## Work to complete
Report how many lines contain "Legierung"; state the number and nothing else.

## Records provided
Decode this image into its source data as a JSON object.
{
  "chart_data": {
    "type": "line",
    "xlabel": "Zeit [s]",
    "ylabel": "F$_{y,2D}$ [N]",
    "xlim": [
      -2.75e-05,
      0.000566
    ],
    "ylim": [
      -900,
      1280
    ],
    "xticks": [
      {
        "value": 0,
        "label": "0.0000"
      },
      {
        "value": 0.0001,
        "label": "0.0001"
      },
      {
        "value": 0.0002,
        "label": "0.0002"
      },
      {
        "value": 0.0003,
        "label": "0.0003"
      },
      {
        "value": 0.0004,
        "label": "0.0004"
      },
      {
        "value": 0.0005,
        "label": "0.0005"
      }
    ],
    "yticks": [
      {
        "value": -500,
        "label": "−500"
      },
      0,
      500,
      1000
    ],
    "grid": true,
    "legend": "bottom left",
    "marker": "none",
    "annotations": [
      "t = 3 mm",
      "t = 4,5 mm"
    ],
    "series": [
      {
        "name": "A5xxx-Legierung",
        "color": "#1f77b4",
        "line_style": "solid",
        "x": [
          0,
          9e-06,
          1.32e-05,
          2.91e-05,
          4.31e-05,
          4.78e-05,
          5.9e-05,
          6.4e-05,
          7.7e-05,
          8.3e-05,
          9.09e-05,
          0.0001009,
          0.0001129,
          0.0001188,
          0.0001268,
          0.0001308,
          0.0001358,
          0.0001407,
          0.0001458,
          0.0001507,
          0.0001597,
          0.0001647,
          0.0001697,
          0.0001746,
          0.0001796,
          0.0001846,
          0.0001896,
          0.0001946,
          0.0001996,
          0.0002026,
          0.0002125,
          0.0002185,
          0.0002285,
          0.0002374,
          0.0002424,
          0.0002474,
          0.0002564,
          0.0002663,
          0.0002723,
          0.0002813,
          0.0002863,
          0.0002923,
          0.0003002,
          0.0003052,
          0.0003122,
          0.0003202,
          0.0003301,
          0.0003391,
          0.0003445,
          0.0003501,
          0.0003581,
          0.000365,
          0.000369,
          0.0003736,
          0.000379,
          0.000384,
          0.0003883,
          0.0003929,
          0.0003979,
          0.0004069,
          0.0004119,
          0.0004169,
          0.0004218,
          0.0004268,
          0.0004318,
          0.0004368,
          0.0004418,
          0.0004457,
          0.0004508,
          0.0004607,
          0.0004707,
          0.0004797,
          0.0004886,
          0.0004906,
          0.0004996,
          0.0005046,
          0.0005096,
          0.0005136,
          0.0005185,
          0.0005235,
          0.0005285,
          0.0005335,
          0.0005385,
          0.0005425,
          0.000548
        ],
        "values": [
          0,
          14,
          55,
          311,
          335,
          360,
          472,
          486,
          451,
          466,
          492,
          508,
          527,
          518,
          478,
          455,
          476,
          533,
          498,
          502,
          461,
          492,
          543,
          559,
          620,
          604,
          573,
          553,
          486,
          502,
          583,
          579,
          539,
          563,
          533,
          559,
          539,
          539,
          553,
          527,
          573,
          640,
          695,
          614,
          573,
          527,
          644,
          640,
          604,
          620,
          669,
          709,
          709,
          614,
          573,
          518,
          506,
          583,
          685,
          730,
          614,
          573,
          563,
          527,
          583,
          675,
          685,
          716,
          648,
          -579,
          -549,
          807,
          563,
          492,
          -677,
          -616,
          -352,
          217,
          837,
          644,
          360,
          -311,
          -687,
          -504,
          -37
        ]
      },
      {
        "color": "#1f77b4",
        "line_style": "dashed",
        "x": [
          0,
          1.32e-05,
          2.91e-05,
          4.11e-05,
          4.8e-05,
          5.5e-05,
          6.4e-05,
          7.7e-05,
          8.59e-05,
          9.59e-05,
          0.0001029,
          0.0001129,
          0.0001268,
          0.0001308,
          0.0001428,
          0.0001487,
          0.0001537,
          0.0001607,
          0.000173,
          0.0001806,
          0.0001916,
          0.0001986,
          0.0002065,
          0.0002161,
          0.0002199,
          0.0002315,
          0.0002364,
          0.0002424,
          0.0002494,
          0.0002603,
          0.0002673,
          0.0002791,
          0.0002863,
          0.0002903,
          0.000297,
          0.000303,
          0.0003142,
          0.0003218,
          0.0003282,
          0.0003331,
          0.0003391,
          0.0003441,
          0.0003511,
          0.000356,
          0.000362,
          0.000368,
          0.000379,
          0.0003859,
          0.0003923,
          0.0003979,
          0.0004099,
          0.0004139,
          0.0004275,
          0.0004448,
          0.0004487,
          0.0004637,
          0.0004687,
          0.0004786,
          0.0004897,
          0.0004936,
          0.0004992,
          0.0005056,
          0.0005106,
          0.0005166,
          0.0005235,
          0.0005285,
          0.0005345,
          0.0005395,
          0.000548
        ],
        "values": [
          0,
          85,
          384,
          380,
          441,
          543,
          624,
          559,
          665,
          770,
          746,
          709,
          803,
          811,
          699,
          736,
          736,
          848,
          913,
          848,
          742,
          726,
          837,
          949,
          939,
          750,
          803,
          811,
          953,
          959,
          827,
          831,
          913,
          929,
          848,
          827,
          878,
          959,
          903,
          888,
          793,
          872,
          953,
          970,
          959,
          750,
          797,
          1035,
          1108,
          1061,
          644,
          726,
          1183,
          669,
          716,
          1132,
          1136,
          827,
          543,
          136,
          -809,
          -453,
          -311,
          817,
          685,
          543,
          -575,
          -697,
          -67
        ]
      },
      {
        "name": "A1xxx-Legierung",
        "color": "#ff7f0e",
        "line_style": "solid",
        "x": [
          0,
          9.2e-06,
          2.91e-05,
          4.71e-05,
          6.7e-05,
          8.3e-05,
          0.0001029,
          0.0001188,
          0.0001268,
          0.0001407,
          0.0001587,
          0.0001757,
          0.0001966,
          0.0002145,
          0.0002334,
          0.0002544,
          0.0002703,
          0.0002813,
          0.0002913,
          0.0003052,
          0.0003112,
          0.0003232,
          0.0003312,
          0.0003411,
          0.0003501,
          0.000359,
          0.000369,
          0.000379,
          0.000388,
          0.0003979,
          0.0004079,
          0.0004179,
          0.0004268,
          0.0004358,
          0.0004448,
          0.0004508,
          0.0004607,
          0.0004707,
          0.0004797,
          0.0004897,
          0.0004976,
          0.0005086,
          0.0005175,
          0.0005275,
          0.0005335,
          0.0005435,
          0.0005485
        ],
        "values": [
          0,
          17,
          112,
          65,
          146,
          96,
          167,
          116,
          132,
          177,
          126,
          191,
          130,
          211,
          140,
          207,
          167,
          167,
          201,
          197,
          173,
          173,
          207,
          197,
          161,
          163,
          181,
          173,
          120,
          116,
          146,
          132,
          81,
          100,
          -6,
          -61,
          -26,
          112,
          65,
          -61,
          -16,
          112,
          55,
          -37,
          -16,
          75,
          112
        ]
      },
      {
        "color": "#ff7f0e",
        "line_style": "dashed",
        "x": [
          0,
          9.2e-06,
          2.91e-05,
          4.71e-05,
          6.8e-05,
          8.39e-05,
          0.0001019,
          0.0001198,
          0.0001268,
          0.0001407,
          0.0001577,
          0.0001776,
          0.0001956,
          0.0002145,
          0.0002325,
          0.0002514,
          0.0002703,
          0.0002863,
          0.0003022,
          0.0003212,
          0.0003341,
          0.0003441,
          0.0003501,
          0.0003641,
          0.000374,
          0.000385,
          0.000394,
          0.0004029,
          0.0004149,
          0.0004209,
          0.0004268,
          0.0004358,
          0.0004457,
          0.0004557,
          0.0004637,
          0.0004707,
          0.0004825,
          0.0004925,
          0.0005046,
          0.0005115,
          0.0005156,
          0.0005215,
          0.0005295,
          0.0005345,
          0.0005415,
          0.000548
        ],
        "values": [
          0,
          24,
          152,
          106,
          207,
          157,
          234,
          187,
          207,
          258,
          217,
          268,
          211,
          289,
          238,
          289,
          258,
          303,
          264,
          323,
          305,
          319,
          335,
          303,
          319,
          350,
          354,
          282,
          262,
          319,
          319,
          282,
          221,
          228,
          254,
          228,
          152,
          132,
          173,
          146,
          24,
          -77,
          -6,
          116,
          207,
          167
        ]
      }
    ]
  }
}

## Answer to the exercise
2